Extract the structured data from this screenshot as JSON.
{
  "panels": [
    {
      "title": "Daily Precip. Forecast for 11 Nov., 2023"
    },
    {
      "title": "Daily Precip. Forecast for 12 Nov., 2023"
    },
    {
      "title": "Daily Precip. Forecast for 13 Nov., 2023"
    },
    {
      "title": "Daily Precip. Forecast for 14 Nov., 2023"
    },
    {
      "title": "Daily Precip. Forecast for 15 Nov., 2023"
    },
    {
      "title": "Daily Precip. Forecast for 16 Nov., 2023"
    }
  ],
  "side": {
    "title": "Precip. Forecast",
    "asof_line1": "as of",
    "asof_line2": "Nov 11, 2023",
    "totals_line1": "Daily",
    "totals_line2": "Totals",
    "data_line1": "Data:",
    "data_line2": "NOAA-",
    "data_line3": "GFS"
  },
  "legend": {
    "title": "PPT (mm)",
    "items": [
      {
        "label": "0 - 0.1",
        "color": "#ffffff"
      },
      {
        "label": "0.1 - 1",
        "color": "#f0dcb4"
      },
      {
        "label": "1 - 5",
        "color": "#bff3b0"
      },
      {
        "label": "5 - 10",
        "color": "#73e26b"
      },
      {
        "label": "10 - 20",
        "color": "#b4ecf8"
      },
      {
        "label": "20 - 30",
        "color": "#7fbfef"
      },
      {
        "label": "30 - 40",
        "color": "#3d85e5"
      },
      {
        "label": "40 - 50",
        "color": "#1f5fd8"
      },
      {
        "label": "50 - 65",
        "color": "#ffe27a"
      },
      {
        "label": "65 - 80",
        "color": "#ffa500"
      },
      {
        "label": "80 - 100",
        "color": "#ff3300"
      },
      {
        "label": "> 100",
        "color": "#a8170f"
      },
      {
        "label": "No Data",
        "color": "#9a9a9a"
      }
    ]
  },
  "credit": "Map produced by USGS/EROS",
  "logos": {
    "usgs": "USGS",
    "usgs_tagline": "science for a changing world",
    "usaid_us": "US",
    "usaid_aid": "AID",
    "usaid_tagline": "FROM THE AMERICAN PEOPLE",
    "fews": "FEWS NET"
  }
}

====

_TASK PROMPT_. Copy out the full set of records precisely, leaving nothing out.

_FULL ANSWER_.
Extract the structured data from this screenshot as JSON.
{
  "panels": [
    {
      "title": "Daily Precip. Forecast for 11 Nov., 2023"
    },
    {
      "title": "Daily Precip. Forecast for 12 Nov., 2023"
    },
    {
      "title": "Daily Precip. Forecast for 13 Nov., 2023"
    },
    {
      "title": "Daily Precip. Forecast for 14 Nov., 2023"
    },
    {
      "title": "Daily Precip. Forecast for 15 Nov., 2023"
    },
    {
      "title": "Daily Precip. Forecast for 16 Nov., 2023"
    }
  ],
  "side": {
    "title": "Precip. Forecast",
    "asof_line1": "as of",
    "asof_line2": "Nov 11, 2023",
    "totals_line1": "Daily",
    "totals_line2": "Totals",
    "data_line1": "Data:",
    "data_line2": "NOAA-",
    "data_line3": "GFS"
  },
  "legend": {
    "title": "PPT (mm)",
    "items": [
      {
        "label": "0 - 0.1",
        "color": "#ffffff"
      },
      {
        "label": "0.1 - 1",
        "color": "#f0dcb4"
      },
      {
        "label": "1 - 5",
        "color": "#bff3b0"
      },
      {
        "label": "5 - 10",
        "color": "#73e26b"
      },
      {
        "label": "10 - 20",
        "color": "#b4ecf8"
      },
      {
        "label": "20 - 30",
        "color": "#7fbfef"
      },
      {
        "label": "30 - 40",
        "color": "#3d85e5"
      },
      {
        "label": "40 - 50",
        "color": "#1f5fd8"
      },
      {
        "label": "50 - 65",
        "color": "#ffe27a"
      },
      {
        "label": "65 - 80",
        "color": "#ffa500"
      },
      {
        "label": "80 - 100",
        "color": "#ff3300"
      },
      {
        "label": "> 100",
        "color": "#a8170f"
      },
      {
        "label": "No Data",
        "color": "#9a9a9a"
      }
    ]
  },
  "credit": "Map produced by USGS/EROS",
  "logos": {
    "usgs": "USGS",
    "usgs_tagline": "science for a changing world",
    "usaid_us": "US",
    "usaid_aid": "AID",
    "usaid_tagline": "FROM THE AMERICAN PEOPLE",
    "fews": "FEWS NET"
  }
}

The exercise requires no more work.